## Problem requirements:
Repeat the records below exactly, leaving out any pictures.

## Dataset content:

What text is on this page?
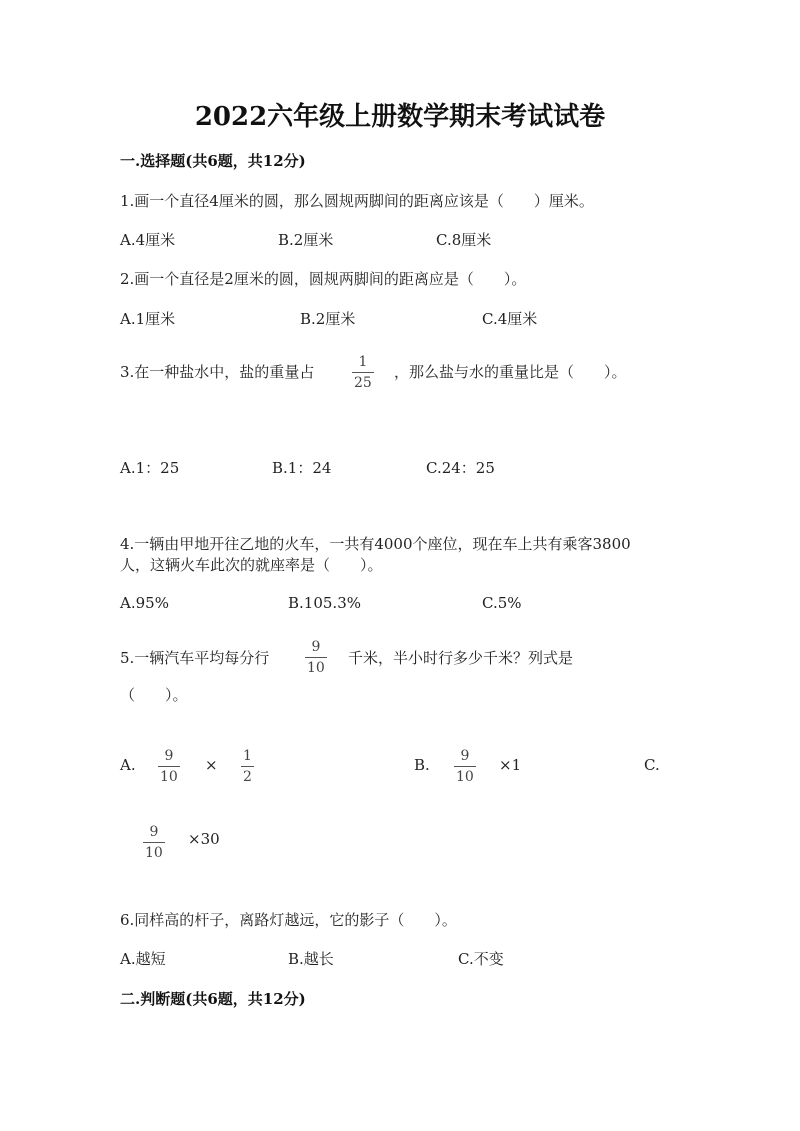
2022六年级上册数学期末考试试卷
一.选择题(共6题，共12分)
1.画一个直径4厘米的圆，那么圆规两脚间的距离应该是（　　）厘米。
A.4厘米	B.2厘米	C.8厘米
2.画一个直径是2厘米的圆，圆规两脚间的距离应是（　　）。
A.1厘米	B.2厘米	C.4厘米
3.在一种盐水中，盐的重量占
1
25
，那么盐与水的重量比是（　　）。
A.1：25	B.1：24	C.24：25
4.一辆由甲地开往乙地的火车，一共有4000个座位，现在车上共有乘客3800
人，这辆火车此次的就座率是（　　）。
A.95%	B.105.3%	C.5%
5.一辆汽车平均每分行
9
10
千米，半小时行多少千米？列式是
（　　）。
A. 9
10
× 1
2
B. 9
10
×1	C.
9
10
×30
6.同样高的杆子，离路灯越远，它的影子（　　）。
A.越短	B.越长	C.不变
二.判断题(共6题，共12分)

## Solution for this task:
What text is on this page?
2022六年级上册数学期末考试试卷
一.选择题(共6题，共12分)
1.画一个直径4厘米的圆，那么圆规两脚间的距离应该是（　　）厘米。
A.4厘米	B.2厘米	C.8厘米
2.画一个直径是2厘米的圆，圆规两脚间的距离应是（　　）。
A.1厘米	B.2厘米	C.4厘米
3.在一种盐水中，盐的重量占
1
25
，那么盐与水的重量比是（　　）。
A.1：25	B.1：24	C.24：25
4.一辆由甲地开往乙地的火车，一共有4000个座位，现在车上共有乘客3800
人，这辆火车此次的就座率是（　　）。
A.95%	B.105.3%	C.5%
5.一辆汽车平均每分行
9
10
千米，半小时行多少千米？列式是
（　　）。
A. 9
10
× 1
2
B. 9
10
×1	C.
9
10
×30
6.同样高的杆子，离路灯越远，它的影子（　　）。
A.越短	B.越长	C.不变
二.判断题(共6题，共12分)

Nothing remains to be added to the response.